Exercise description: Report, as a bare number, how many lines hold "from".
***
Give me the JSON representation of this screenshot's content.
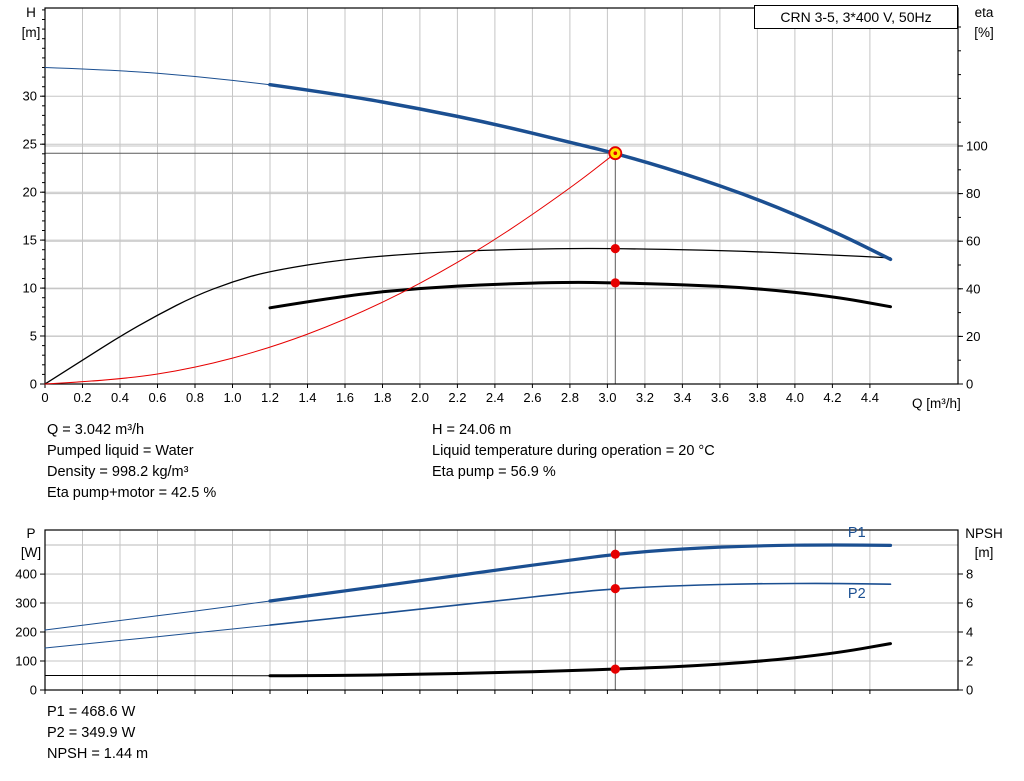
{
  "title_box": "CRN 3-5, 3*400 V, 50Hz",
  "colors": {
    "curve_blue": "#1b4f91",
    "curve_black": "#000000",
    "curve_red": "#e60000",
    "duty_yellow": "#ffe600",
    "grid": "#c6c6c6",
    "guide": "#5a5a5a",
    "text": "#000000"
  },
  "readouts": {
    "left": [
      "Q = 3.042 m³/h",
      "Pumped liquid = Water",
      "Density = 998.2 kg/m³",
      "Eta pump+motor = 42.5 %"
    ],
    "right": [
      "H = 24.06 m",
      "Liquid temperature during operation = 20 °C",
      "Eta pump = 56.9 %"
    ],
    "bottom": [
      "P1 = 468.6 W",
      "P2 = 349.9 W",
      "NPSH = 1.44 m"
    ]
  },
  "chart_data": [
    {
      "type": "line",
      "name": "qh-eta-chart",
      "x_axis": {
        "min": 0,
        "max": 4.87,
        "label": "Q [m³/h]",
        "show_tick_labels": true,
        "tick_labels": [
          "0",
          "0.2",
          "0.4",
          "0.6",
          "0.8",
          "1.0",
          "1.2",
          "1.4",
          "1.6",
          "1.8",
          "2.0",
          "2.2",
          "2.4",
          "2.6",
          "2.8",
          "3.0",
          "3.2",
          "3.4",
          "3.6",
          "3.8",
          "4.0",
          "4.2",
          "4.4"
        ]
      },
      "left_axis": {
        "title": "H",
        "unit": "[m]",
        "min": 0,
        "max": 39.2,
        "ticks": [
          0,
          5,
          10,
          15,
          20,
          25,
          30
        ],
        "minor_step": 1
      },
      "right_axis": {
        "title": "eta",
        "unit": "[%]",
        "min": 0,
        "max": 158,
        "ticks": [
          0,
          20,
          40,
          60,
          80,
          100
        ],
        "minor_step": 10
      },
      "series": [
        {
          "name": "eta-pump-curve",
          "axis": "right",
          "color": "curve_black",
          "width": 1.3,
          "thin_width": 1.3,
          "thin_until": 0,
          "points": [
            [
              0,
              0
            ],
            [
              0.2,
              10
            ],
            [
              0.4,
              20
            ],
            [
              0.6,
              29
            ],
            [
              0.8,
              37
            ],
            [
              1.0,
              43
            ],
            [
              1.2,
              47.5
            ],
            [
              1.6,
              52.5
            ],
            [
              2.0,
              55.0
            ],
            [
              2.4,
              56.4
            ],
            [
              2.8,
              57.0
            ],
            [
              3.042,
              56.9
            ],
            [
              3.4,
              56.5
            ],
            [
              3.8,
              55.6
            ],
            [
              4.2,
              54.2
            ],
            [
              4.51,
              53.0
            ]
          ]
        },
        {
          "name": "eta-pump-motor-curve",
          "axis": "right",
          "color": "curve_black",
          "width": 3,
          "thin_width": 3,
          "thin_until": 0,
          "points": [
            [
              1.2,
              32.0
            ],
            [
              1.6,
              37.2
            ],
            [
              2.0,
              40.3
            ],
            [
              2.4,
              42.0
            ],
            [
              2.8,
              42.8
            ],
            [
              3.042,
              42.5
            ],
            [
              3.4,
              41.8
            ],
            [
              3.8,
              40.2
            ],
            [
              4.2,
              36.8
            ],
            [
              4.51,
              32.5
            ]
          ]
        },
        {
          "name": "system-curve",
          "axis": "left",
          "color": "curve_red",
          "width": 1,
          "thin_width": 1,
          "thin_until": 99,
          "points": [
            [
              0,
              0
            ],
            [
              0.4,
              0.42
            ],
            [
              0.8,
              1.66
            ],
            [
              1.2,
              3.74
            ],
            [
              1.6,
              6.66
            ],
            [
              2.0,
              10.4
            ],
            [
              2.4,
              14.98
            ],
            [
              2.8,
              20.38
            ],
            [
              3.042,
              24.06
            ]
          ]
        },
        {
          "name": "qh-curve",
          "axis": "left",
          "color": "curve_blue",
          "width": 3.5,
          "thin_width": 1,
          "thin_until": 1.2,
          "points": [
            [
              0,
              33.0
            ],
            [
              0.4,
              32.7
            ],
            [
              0.8,
              32.1
            ],
            [
              1.2,
              31.2
            ],
            [
              1.6,
              30.1
            ],
            [
              2.0,
              28.7
            ],
            [
              2.4,
              27.1
            ],
            [
              2.8,
              25.2
            ],
            [
              3.042,
              24.06
            ],
            [
              3.4,
              22.0
            ],
            [
              3.8,
              19.3
            ],
            [
              4.2,
              16.0
            ],
            [
              4.51,
              13.0
            ]
          ]
        }
      ],
      "markers": [
        {
          "name": "eta-pump-dot",
          "axis": "right",
          "q": 3.042,
          "v": 56.9,
          "style": "dot"
        },
        {
          "name": "eta-pump-motor-dot",
          "axis": "right",
          "q": 3.042,
          "v": 42.5,
          "style": "dot"
        },
        {
          "name": "operating-point",
          "axis": "left",
          "q": 3.042,
          "v": 24.06,
          "style": "duty"
        }
      ],
      "guides": [
        {
          "type": "h",
          "axis": "left",
          "v": 24.06,
          "from": 0,
          "to": 3.042
        },
        {
          "type": "v",
          "q": 3.042,
          "axis": "left",
          "v_to": 24.06
        }
      ],
      "duty_point": {
        "q_m3h": 3.042,
        "h_m": 24.06,
        "eta_pump_pct": 56.9,
        "eta_pump_motor_pct": 42.5
      }
    },
    {
      "type": "line",
      "name": "power-npsh-chart",
      "x_axis": {
        "min": 0,
        "max": 4.87,
        "label": "",
        "show_tick_labels": false,
        "tick_labels": [
          "0",
          "0.2",
          "0.4",
          "0.6",
          "0.8",
          "1.0",
          "1.2",
          "1.4",
          "1.6",
          "1.8",
          "2.0",
          "2.2",
          "2.4",
          "2.6",
          "2.8",
          "3.0",
          "3.2",
          "3.4",
          "3.6",
          "3.8",
          "4.0",
          "4.2",
          "4.4"
        ]
      },
      "left_axis": {
        "title": "P",
        "unit": "[W]",
        "min": 0,
        "max": 552,
        "ticks": [
          0,
          100,
          200,
          300,
          400
        ],
        "grid_extra": [
          500
        ]
      },
      "right_axis": {
        "title": "NPSH",
        "unit": "[m]",
        "min": 0,
        "max": 11.03,
        "ticks": [
          0,
          2,
          4,
          6,
          8
        ],
        "grid_extra": [
          10
        ]
      },
      "series": [
        {
          "name": "p1-curve",
          "axis": "left",
          "color": "curve_blue",
          "width": 3.2,
          "thin_width": 1,
          "thin_until": 1.2,
          "end_label": {
            "text": "P1",
            "q": 4.33,
            "v": 527
          },
          "points": [
            [
              0,
              207
            ],
            [
              0.4,
              240
            ],
            [
              0.8,
              272
            ],
            [
              1.2,
              307
            ],
            [
              1.6,
              342
            ],
            [
              2.0,
              377
            ],
            [
              2.4,
              413
            ],
            [
              2.8,
              448
            ],
            [
              3.042,
              468.6
            ],
            [
              3.4,
              488
            ],
            [
              3.8,
              498
            ],
            [
              4.2,
              501
            ],
            [
              4.51,
              499
            ]
          ]
        },
        {
          "name": "p2-curve",
          "axis": "left",
          "color": "curve_blue",
          "width": 1.6,
          "thin_width": 1,
          "thin_until": 1.2,
          "end_label": {
            "text": "P2",
            "q": 4.33,
            "v": 317
          },
          "points": [
            [
              0,
              145
            ],
            [
              0.4,
              171
            ],
            [
              0.8,
              197
            ],
            [
              1.2,
              224
            ],
            [
              1.6,
              251
            ],
            [
              2.0,
              279
            ],
            [
              2.4,
              307
            ],
            [
              2.8,
              335
            ],
            [
              3.042,
              349.9
            ],
            [
              3.4,
              361
            ],
            [
              3.8,
              367
            ],
            [
              4.2,
              368
            ],
            [
              4.51,
              365
            ]
          ]
        },
        {
          "name": "npsh-curve",
          "axis": "right",
          "color": "curve_black",
          "width": 3,
          "thin_width": 1,
          "thin_until": 1.2,
          "points": [
            [
              0,
              1.0
            ],
            [
              0.6,
              1.0
            ],
            [
              1.2,
              0.98
            ],
            [
              1.6,
              1.0
            ],
            [
              2.0,
              1.08
            ],
            [
              2.4,
              1.2
            ],
            [
              2.8,
              1.33
            ],
            [
              3.042,
              1.44
            ],
            [
              3.4,
              1.62
            ],
            [
              3.8,
              1.95
            ],
            [
              4.2,
              2.5
            ],
            [
              4.51,
              3.2
            ]
          ]
        }
      ],
      "markers": [
        {
          "name": "p1-dot",
          "axis": "left",
          "q": 3.042,
          "v": 468.6,
          "style": "dot"
        },
        {
          "name": "p2-dot",
          "axis": "left",
          "q": 3.042,
          "v": 349.9,
          "style": "dot"
        },
        {
          "name": "npsh-dot",
          "axis": "right",
          "q": 3.042,
          "v": 1.44,
          "style": "dot"
        }
      ],
      "guides": [
        {
          "type": "v",
          "q": 3.042,
          "full": true
        }
      ],
      "duty_point": {
        "q_m3h": 3.042,
        "p1_w": 468.6,
        "p2_w": 349.9,
        "npsh_m": 1.44
      }
    }
  ]
}
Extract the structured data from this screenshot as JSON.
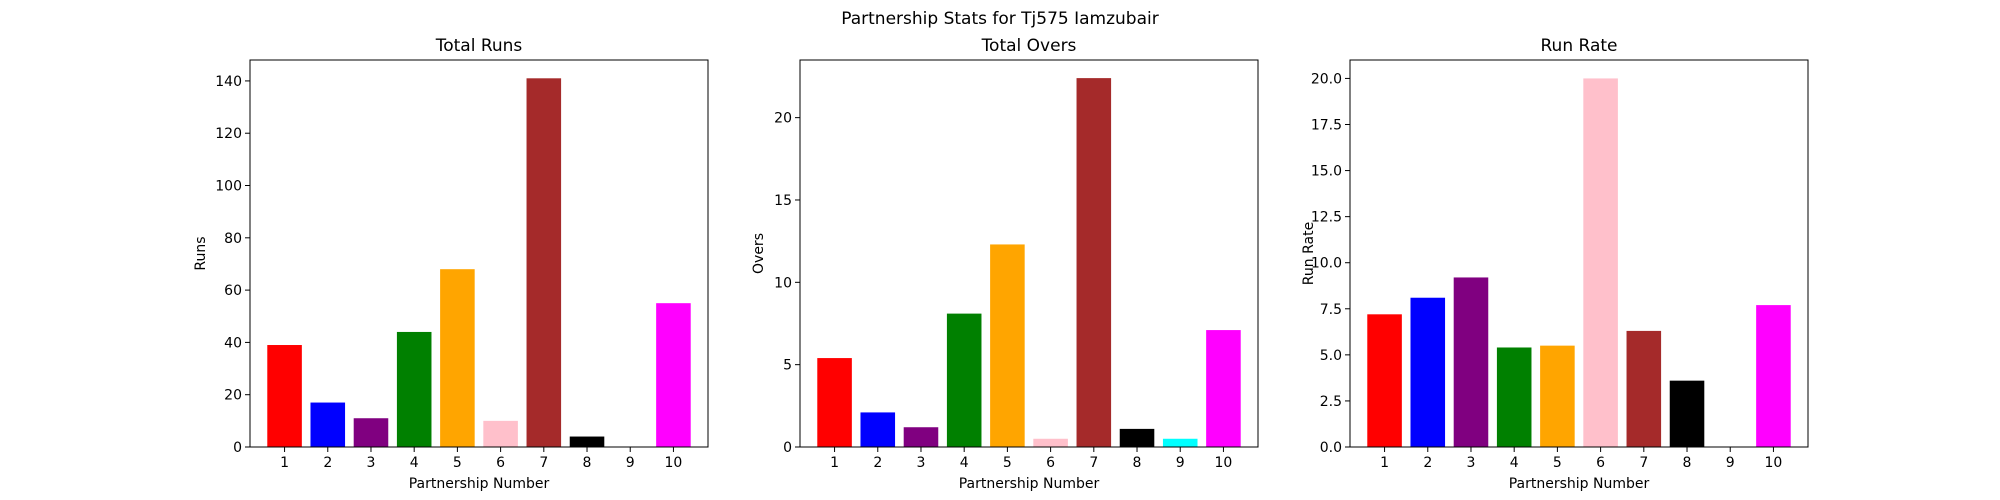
***
Solved problem: 2